» SHORT TASK 1
In the differential equation question, what root does the answer's first step say the characteristic equation has?

» SELECTED PASSAGE

Question

The general form of the complementary function of a differential equation is given by: \[ y(t) = (At + B)e^{-2t}, \] where \(A\) and \(B\) are real constants determined by the initial condition. The corresponding differential equation is:

• A. \(\frac{d^2y}{dt^2} + 4 \frac{dy}{dt} + 4y = f(t)\)
• B. \(\frac{d^2y}{dt^2}+ 4y = f(t)\)
• C. \(\frac{d^2y}{dt^2} + 3 \frac{dy}{dt} + 2y = f(t)\)
• D. \(\frac{d^2y}{dt^2} + 5 \frac{dy}{dt} + 6y = f(t)\)

Hint:

If the complementary function includes terms like \((At + B)e^{rt}\), it signifies repeated roots in the characteristic equation, leading to additional polynomial factors.

Answer 1

The Correct Option is A

Step 1: Analyze the complementary function.
The given complementary function is: \[ y_c(t) = (At + B)e^{-2t}. \] This implies that the characteristic equation has a repeated root at \(-2\). Step 2: Formulate the characteristic equation.

» SHORT TASK 2
Find every line of the records that contains the word "hide" and copy each one out; case counts.

» INPUT

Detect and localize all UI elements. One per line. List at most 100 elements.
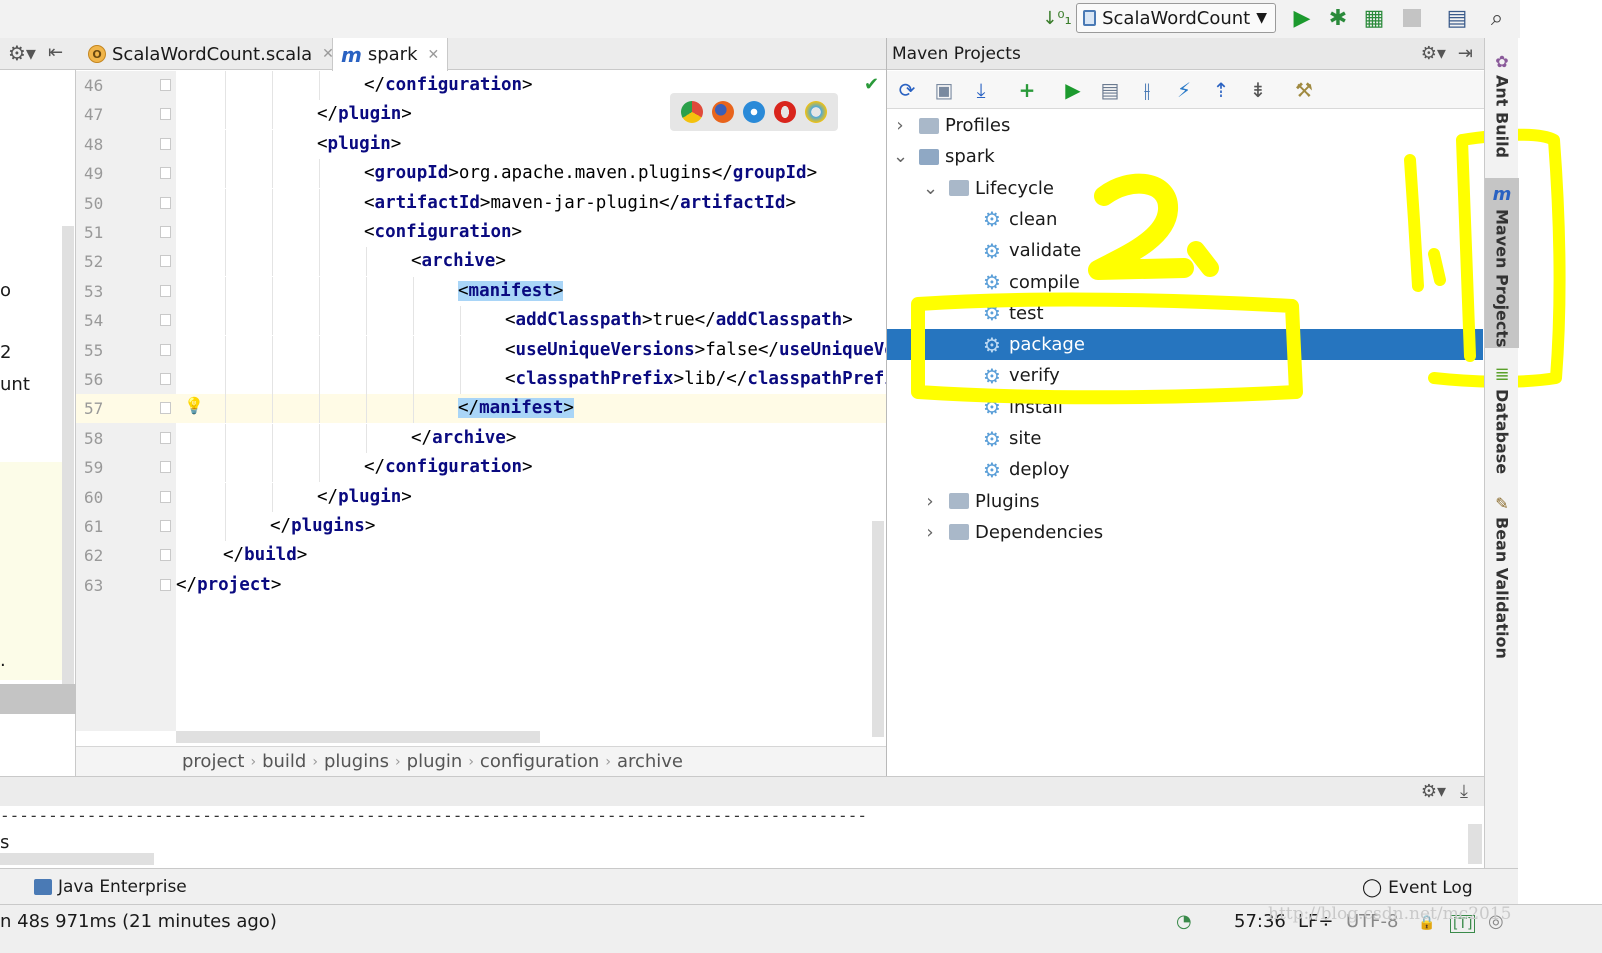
breadcrumb-item[interactable]: plugin [401, 751, 469, 772]
fold-marker-icon[interactable] [160, 578, 171, 591]
fold-marker-icon[interactable] [160, 196, 171, 209]
breadcrumb-item[interactable]: plugins [318, 751, 395, 772]
gear-icon[interactable]: ⚙▾ [1421, 781, 1446, 802]
firefox-icon[interactable] [711, 101, 734, 123]
breadcrumb-item[interactable]: build [256, 751, 312, 772]
tab-event-log[interactable]: ◯ Event Log [1362, 877, 1473, 898]
run-goal-icon[interactable]: ▶ [1060, 77, 1086, 103]
generate-sources-icon[interactable]: ▣ [931, 77, 957, 103]
chevron-down-icon[interactable]: ⌄ [893, 146, 908, 167]
chevron-right-icon[interactable]: › [923, 491, 937, 512]
code-line[interactable]: 58 </archive> [76, 423, 886, 453]
search-icon[interactable]: ⌕ [1484, 5, 1510, 31]
hide-panel-icon[interactable]: ⇥ [1458, 43, 1473, 64]
toggle-offline-icon[interactable]: ⫲ [1134, 77, 1160, 103]
safari-icon[interactable] [742, 101, 765, 123]
fold-marker-icon[interactable] [160, 373, 171, 385]
chrome-icon[interactable] [680, 101, 703, 123]
fold-marker-icon[interactable] [160, 314, 171, 327]
fold-marker-icon[interactable] [160, 137, 171, 150]
code-line[interactable]: 53 <manifest> [76, 276, 886, 306]
tree-item-plugins[interactable]: › Plugins [887, 486, 1483, 517]
opera-icon[interactable] [774, 101, 797, 123]
tree-item-dependencies[interactable]: › Dependencies [887, 517, 1483, 548]
debug-icon[interactable]: ✱ [1326, 5, 1350, 31]
collapse-all-icon[interactable]: ⇟ [1245, 77, 1271, 103]
memory-indicator-icon[interactable]: ◔ [1176, 911, 1192, 932]
fold-marker-icon[interactable] [160, 255, 171, 268]
scrollbar-vertical[interactable] [872, 521, 884, 737]
hide-panel-icon[interactable]: ⤓ [1460, 781, 1468, 802]
breadcrumb-item[interactable]: configuration [474, 751, 605, 772]
scrollbar-horizontal[interactable] [0, 684, 76, 714]
tree-item-validate[interactable]: ⚙ validate [887, 235, 1483, 266]
tab-database[interactable]: ≣ Database [1485, 364, 1519, 474]
tab-java-enterprise[interactable]: Java Enterprise [34, 877, 187, 897]
scrollbar-horizontal[interactable] [0, 853, 154, 865]
fold-marker-icon[interactable] [160, 461, 171, 474]
code-line[interactable]: 52 <archive> [76, 247, 886, 277]
chevron-down-icon[interactable]: ⌄ [923, 178, 938, 199]
fold-marker-icon[interactable] [160, 549, 171, 562]
run-icon[interactable]: ▶ [1290, 5, 1314, 31]
scrollbar-vertical[interactable] [1468, 824, 1482, 864]
add-icon[interactable]: + [1014, 77, 1040, 103]
tab-scalawordcount[interactable]: O ScalaWordCount.scala ✕ [80, 38, 342, 70]
close-icon[interactable]: ✕ [428, 47, 440, 63]
code-line[interactable]: 54 <addClasspath>true</addClasspath> [76, 306, 886, 336]
skip-tests-icon[interactable]: ⚡ [1171, 77, 1197, 103]
chevron-right-icon[interactable]: › [923, 522, 937, 543]
run-configuration-selector[interactable]: ScalaWordCount ▼ [1076, 3, 1276, 33]
tab-spark[interactable]: m spark ✕ [332, 38, 449, 71]
tree-item-spark[interactable]: ⌄ spark [887, 141, 1483, 172]
fold-marker-icon[interactable] [160, 520, 171, 532]
fold-marker-icon[interactable] [160, 402, 171, 415]
code-line[interactable]: 48 <plugin> [76, 129, 886, 159]
tree-item-deploy[interactable]: ⚙ deploy [887, 454, 1483, 485]
code-line[interactable]: 51 <configuration> [76, 218, 886, 247]
scrollbar-horizontal[interactable] [176, 731, 540, 743]
chevron-right-icon[interactable]: › [893, 115, 907, 136]
breadcrumb-item[interactable]: project [176, 751, 250, 772]
tab-ant-build[interactable]: ✿ Ant Build [1485, 52, 1519, 158]
code-line[interactable]: 59 </configuration> [76, 453, 886, 483]
fold-marker-icon[interactable] [160, 79, 171, 91]
intention-bulb-icon[interactable]: 💡 [184, 396, 204, 415]
code-line[interactable]: 62 </build> [76, 541, 886, 570]
tree-item-test[interactable]: ⚙ test [887, 298, 1483, 329]
code-line[interactable]: 50 <artifactId>maven-jar-plugin</artifact… [76, 188, 886, 218]
gear-icon[interactable]: ⚙▾ [8, 41, 36, 65]
tree-item-install[interactable]: ⚙ install [887, 392, 1483, 423]
fold-marker-icon[interactable] [160, 343, 171, 356]
expand-all-icon[interactable]: ⇡ [1208, 77, 1234, 103]
sort-icon[interactable]: ↓⁰₁ [1042, 5, 1072, 31]
fold-marker-icon[interactable] [160, 226, 171, 238]
breadcrumb-item[interactable]: archive [611, 751, 689, 772]
stop-icon[interactable] [1402, 5, 1422, 31]
download-icon[interactable]: ⤓ [968, 77, 994, 103]
coverage-icon[interactable]: ▦ [1362, 5, 1386, 31]
run-config-icon[interactable]: ▤ [1097, 77, 1123, 103]
collapse-icon[interactable]: ⇤ [48, 42, 63, 63]
tree-item-site[interactable]: ⚙ site [887, 423, 1483, 454]
gear-icon[interactable]: ⚙▾ [1421, 43, 1446, 64]
code-line[interactable]: 56 <classpathPrefix>lib/</classpathPrefix… [76, 365, 886, 394]
project-structure-icon[interactable]: ▤ [1444, 5, 1470, 31]
tree-item-lifecycle[interactable]: ⌄ Lifecycle [887, 173, 1483, 204]
tab-bean-validation[interactable]: ✎ Bean Validation [1485, 494, 1519, 659]
code-line[interactable]: 63 </project> [76, 571, 886, 600]
code-line[interactable]: 60 </plugin> [76, 482, 886, 512]
reimport-icon[interactable]: ⟳ [894, 77, 920, 103]
code-line[interactable]: 57 💡 </manifest> [76, 394, 886, 424]
scrollbar[interactable] [62, 226, 74, 714]
fold-marker-icon[interactable] [160, 284, 171, 297]
fold-marker-icon[interactable] [160, 108, 171, 121]
tab-maven-projects[interactable]: m Maven Projects [1485, 178, 1519, 348]
code-editor[interactable]: 46 </configuration> 47 </plugin> 48 <plugin> 4… [76, 71, 886, 731]
fold-marker-icon[interactable] [160, 490, 171, 503]
tree-item-verify[interactable]: ⚙ verify [887, 360, 1483, 391]
fold-marker-icon[interactable] [160, 167, 171, 180]
fold-marker-icon[interactable] [160, 431, 171, 444]
code-line[interactable]: 49 <groupId>org.apache.maven.plugins</gro… [76, 159, 886, 189]
ie-icon[interactable] [805, 101, 828, 123]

» CORRECT ANSWER 1
A repeated root at −2.

» CORRECT ANSWER 2
hide-panel-icon[interactable]: ⇥ [1458, 43, 1473, 64]
hide-panel-icon[interactable]: ⤓ [1460, 781, 1468, 802]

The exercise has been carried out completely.